▶ PROBLEM TO SOLVE
Output an exact reproduction of the data.

:: EXCERPTED RECORDS

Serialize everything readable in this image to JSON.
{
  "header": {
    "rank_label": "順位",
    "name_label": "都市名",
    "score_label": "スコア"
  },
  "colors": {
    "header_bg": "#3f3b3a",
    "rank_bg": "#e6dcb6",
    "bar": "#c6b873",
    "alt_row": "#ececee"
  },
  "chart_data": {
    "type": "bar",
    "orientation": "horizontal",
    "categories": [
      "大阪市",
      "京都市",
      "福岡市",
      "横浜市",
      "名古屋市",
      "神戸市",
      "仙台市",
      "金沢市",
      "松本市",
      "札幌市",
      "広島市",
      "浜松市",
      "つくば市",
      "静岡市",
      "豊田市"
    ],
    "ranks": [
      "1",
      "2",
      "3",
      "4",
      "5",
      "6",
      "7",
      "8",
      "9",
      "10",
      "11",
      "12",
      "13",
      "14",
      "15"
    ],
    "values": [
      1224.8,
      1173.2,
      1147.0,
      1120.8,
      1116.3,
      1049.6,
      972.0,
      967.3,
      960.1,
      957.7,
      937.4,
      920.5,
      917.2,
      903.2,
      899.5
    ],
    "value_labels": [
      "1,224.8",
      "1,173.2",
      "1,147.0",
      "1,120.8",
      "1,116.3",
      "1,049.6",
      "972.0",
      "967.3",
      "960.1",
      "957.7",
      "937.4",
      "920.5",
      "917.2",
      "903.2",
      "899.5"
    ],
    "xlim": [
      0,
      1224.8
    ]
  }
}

::::

▶ ANSWER TO THIS PROBLEM
Serialize everything readable in this image to JSON.
{
  "header": {
    "rank_label": "順位",
    "name_label": "都市名",
    "score_label": "スコア"
  },
  "colors": {
    "header_bg": "#3f3b3a",
    "rank_bg": "#e6dcb6",
    "bar": "#c6b873",
    "alt_row": "#ececee"
  },
  "chart_data": {
    "type": "bar",
    "orientation": "horizontal",
    "categories": [
      "大阪市",
      "京都市",
      "福岡市",
      "横浜市",
      "名古屋市",
      "神戸市",
      "仙台市",
      "金沢市",
      "松本市",
      "札幌市",
      "広島市",
      "浜松市",
      "つくば市",
      "静岡市",
      "豊田市"
    ],
    "ranks": [
      "1",
      "2",
      "3",
      "4",
      "5",
      "6",
      "7",
      "8",
      "9",
      "10",
      "11",
      "12",
      "13",
      "14",
      "15"
    ],
    "values": [
      1224.8,
      1173.2,
      1147.0,
      1120.8,
      1116.3,
      1049.6,
      972.0,
      967.3,
      960.1,
      957.7,
      937.4,
      920.5,
      917.2,
      903.2,
      899.5
    ],
    "value_labels": [
      "1,224.8",
      "1,173.2",
      "1,147.0",
      "1,120.8",
      "1,116.3",
      "1,049.6",
      "972.0",
      "967.3",
      "960.1",
      "957.7",
      "937.4",
      "920.5",
      "917.2",
      "903.2",
      "899.5"
    ],
    "xlim": [
      0,
      1224.8
    ]
  }
}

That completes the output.